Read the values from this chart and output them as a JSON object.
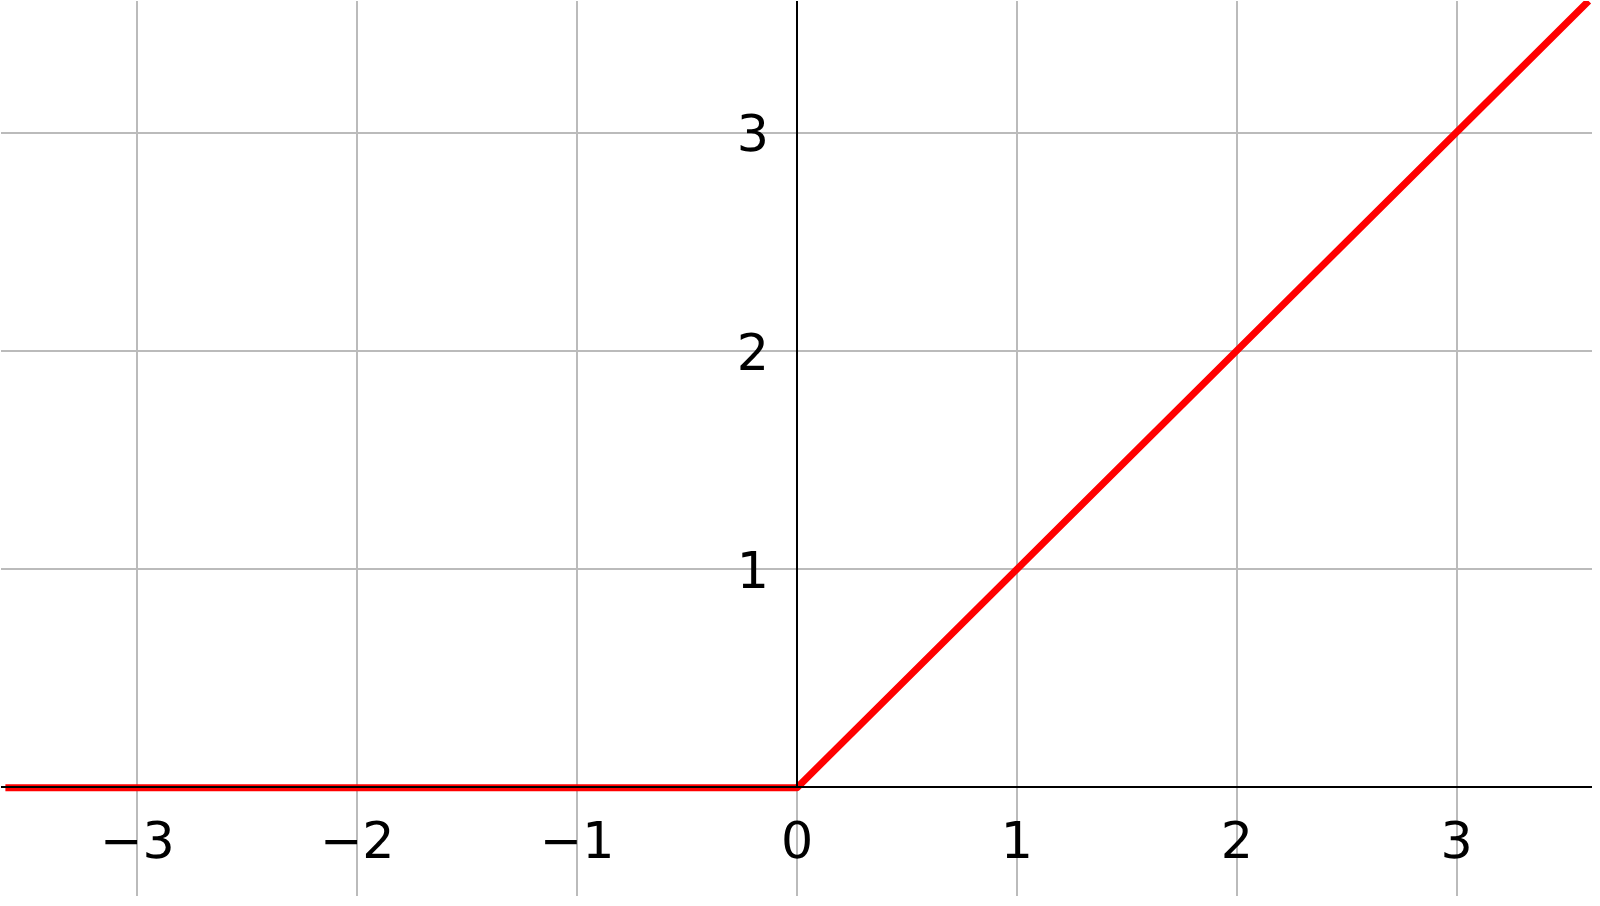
{
  "chart_data": {
    "type": "line",
    "x": [
      -3.6,
      0,
      3.6
    ],
    "series": [
      {
        "color": "#ff0000",
        "values": [
          0,
          0,
          3.6
        ]
      }
    ],
    "xlim": [
      -3.62,
      3.62
    ],
    "ylim": [
      -0.5,
      3.6
    ],
    "xticks": [
      {
        "value": -3,
        "label": "−3"
      },
      {
        "value": -2,
        "label": "−2"
      },
      {
        "value": -1,
        "label": "−1"
      },
      0,
      1,
      2,
      3
    ],
    "yticks": [
      1,
      2,
      3
    ],
    "grid": true,
    "line_style": "solid",
    "marker": "none"
  }
}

————————

◆ Aim of the exercise:
Exactly reproduce each record, leaving out any pictures.

◆ Response:
Read the values from this chart and output them as a JSON object.
{
  "chart_data": {
    "type": "line",
    "x": [
      -3.6,
      0,
      3.6
    ],
    "series": [
      {
        "color": "#ff0000",
        "values": [
          0,
          0,
          3.6
        ]
      }
    ],
    "xlim": [
      -3.62,
      3.62
    ],
    "ylim": [
      -0.5,
      3.6
    ],
    "xticks": [
      {
        "value": -3,
        "label": "−3"
      },
      {
        "value": -2,
        "label": "−2"
      },
      {
        "value": -1,
        "label": "−1"
      },
      0,
      1,
      2,
      3
    ],
    "yticks": [
      1,
      2,
      3
    ],
    "grid": true,
    "line_style": "solid",
    "marker": "none"
  }
}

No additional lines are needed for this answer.